*Your objective:*
Your task is to copy every record exactly.

*Raw records:*
- - - -
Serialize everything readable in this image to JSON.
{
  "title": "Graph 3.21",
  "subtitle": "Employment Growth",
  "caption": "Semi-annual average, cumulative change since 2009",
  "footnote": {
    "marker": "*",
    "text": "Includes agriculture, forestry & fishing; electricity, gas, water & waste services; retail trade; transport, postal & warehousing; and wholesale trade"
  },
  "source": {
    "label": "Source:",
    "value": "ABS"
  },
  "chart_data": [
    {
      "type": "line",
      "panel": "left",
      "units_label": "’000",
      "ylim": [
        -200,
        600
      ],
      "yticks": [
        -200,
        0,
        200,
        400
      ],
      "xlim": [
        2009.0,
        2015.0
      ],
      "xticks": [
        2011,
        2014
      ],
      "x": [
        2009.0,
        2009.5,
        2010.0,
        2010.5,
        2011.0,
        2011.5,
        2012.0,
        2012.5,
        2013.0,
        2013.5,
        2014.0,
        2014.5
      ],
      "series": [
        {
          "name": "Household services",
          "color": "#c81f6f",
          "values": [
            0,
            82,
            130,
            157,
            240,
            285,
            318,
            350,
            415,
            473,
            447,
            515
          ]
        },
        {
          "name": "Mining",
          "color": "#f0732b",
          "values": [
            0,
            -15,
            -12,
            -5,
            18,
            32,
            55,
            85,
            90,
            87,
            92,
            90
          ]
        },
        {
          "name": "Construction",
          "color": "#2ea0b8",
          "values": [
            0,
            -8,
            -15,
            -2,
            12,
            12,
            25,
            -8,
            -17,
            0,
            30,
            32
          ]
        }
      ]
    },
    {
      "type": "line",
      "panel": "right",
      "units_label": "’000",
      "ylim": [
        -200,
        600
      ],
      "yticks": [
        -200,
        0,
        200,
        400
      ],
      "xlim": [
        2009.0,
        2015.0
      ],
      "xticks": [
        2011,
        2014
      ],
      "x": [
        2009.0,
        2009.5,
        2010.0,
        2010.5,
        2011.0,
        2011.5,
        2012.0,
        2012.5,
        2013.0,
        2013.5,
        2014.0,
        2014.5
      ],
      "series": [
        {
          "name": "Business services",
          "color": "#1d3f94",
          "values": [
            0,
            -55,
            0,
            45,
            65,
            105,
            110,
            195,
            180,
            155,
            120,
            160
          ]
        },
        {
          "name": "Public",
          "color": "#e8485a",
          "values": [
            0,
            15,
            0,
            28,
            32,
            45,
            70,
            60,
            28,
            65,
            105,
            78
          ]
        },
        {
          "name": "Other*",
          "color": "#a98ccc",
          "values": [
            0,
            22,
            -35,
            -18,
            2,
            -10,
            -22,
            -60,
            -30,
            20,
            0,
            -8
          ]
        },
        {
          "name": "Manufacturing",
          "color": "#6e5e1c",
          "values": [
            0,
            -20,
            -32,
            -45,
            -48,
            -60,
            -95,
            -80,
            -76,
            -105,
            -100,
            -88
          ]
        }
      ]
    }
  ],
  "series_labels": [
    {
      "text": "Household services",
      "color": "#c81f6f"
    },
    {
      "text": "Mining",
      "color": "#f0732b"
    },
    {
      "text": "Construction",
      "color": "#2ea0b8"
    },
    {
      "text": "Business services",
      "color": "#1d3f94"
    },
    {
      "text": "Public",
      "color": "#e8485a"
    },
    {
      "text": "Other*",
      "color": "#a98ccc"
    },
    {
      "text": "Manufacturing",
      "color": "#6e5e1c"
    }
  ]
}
- - - -
*Response:*
Serialize everything readable in this image to JSON.
{
  "title": "Graph 3.21",
  "subtitle": "Employment Growth",
  "caption": "Semi-annual average, cumulative change since 2009",
  "footnote": {
    "marker": "*",
    "text": "Includes agriculture, forestry & fishing; electricity, gas, water & waste services; retail trade; transport, postal & warehousing; and wholesale trade"
  },
  "source": {
    "label": "Source:",
    "value": "ABS"
  },
  "chart_data": [
    {
      "type": "line",
      "panel": "left",
      "units_label": "’000",
      "ylim": [
        -200,
        600
      ],
      "yticks": [
        -200,
        0,
        200,
        400
      ],
      "xlim": [
        2009.0,
        2015.0
      ],
      "xticks": [
        2011,
        2014
      ],
      "x": [
        2009.0,
        2009.5,
        2010.0,
        2010.5,
        2011.0,
        2011.5,
        2012.0,
        2012.5,
        2013.0,
        2013.5,
        2014.0,
        2014.5
      ],
      "series": [
        {
          "name": "Household services",
          "color": "#c81f6f",
          "values": [
            0,
            82,
            130,
            157,
            240,
            285,
            318,
            350,
            415,
            473,
            447,
            515
          ]
        },
        {
          "name": "Mining",
          "color": "#f0732b",
          "values": [
            0,
            -15,
            -12,
            -5,
            18,
            32,
            55,
            85,
            90,
            87,
            92,
            90
          ]
        },
        {
          "name": "Construction",
          "color": "#2ea0b8",
          "values": [
            0,
            -8,
            -15,
            -2,
            12,
            12,
            25,
            -8,
            -17,
            0,
            30,
            32
          ]
        }
      ]
    },
    {
      "type": "line",
      "panel": "right",
      "units_label": "’000",
      "ylim": [
        -200,
        600
      ],
      "yticks": [
        -200,
        0,
        200,
        400
      ],
      "xlim": [
        2009.0,
        2015.0
      ],
      "xticks": [
        2011,
        2014
      ],
      "x": [
        2009.0,
        2009.5,
        2010.0,
        2010.5,
        2011.0,
        2011.5,
        2012.0,
        2012.5,
        2013.0,
        2013.5,
        2014.0,
        2014.5
      ],
      "series": [
        {
          "name": "Business services",
          "color": "#1d3f94",
          "values": [
            0,
            -55,
            0,
            45,
            65,
            105,
            110,
            195,
            180,
            155,
            120,
            160
          ]
        },
        {
          "name": "Public",
          "color": "#e8485a",
          "values": [
            0,
            15,
            0,
            28,
            32,
            45,
            70,
            60,
            28,
            65,
            105,
            78
          ]
        },
        {
          "name": "Other*",
          "color": "#a98ccc",
          "values": [
            0,
            22,
            -35,
            -18,
            2,
            -10,
            -22,
            -60,
            -30,
            20,
            0,
            -8
          ]
        },
        {
          "name": "Manufacturing",
          "color": "#6e5e1c",
          "values": [
            0,
            -20,
            -32,
            -45,
            -48,
            -60,
            -95,
            -80,
            -76,
            -105,
            -100,
            -88
          ]
        }
      ]
    }
  ],
  "series_labels": [
    {
      "text": "Household services",
      "color": "#c81f6f"
    },
    {
      "text": "Mining",
      "color": "#f0732b"
    },
    {
      "text": "Construction",
      "color": "#2ea0b8"
    },
    {
      "text": "Business services",
      "color": "#1d3f94"
    },
    {
      "text": "Public",
      "color": "#e8485a"
    },
    {
      "text": "Other*",
      "color": "#a98ccc"
    },
    {
      "text": "Manufacturing",
      "color": "#6e5e1c"
    }
  ]
}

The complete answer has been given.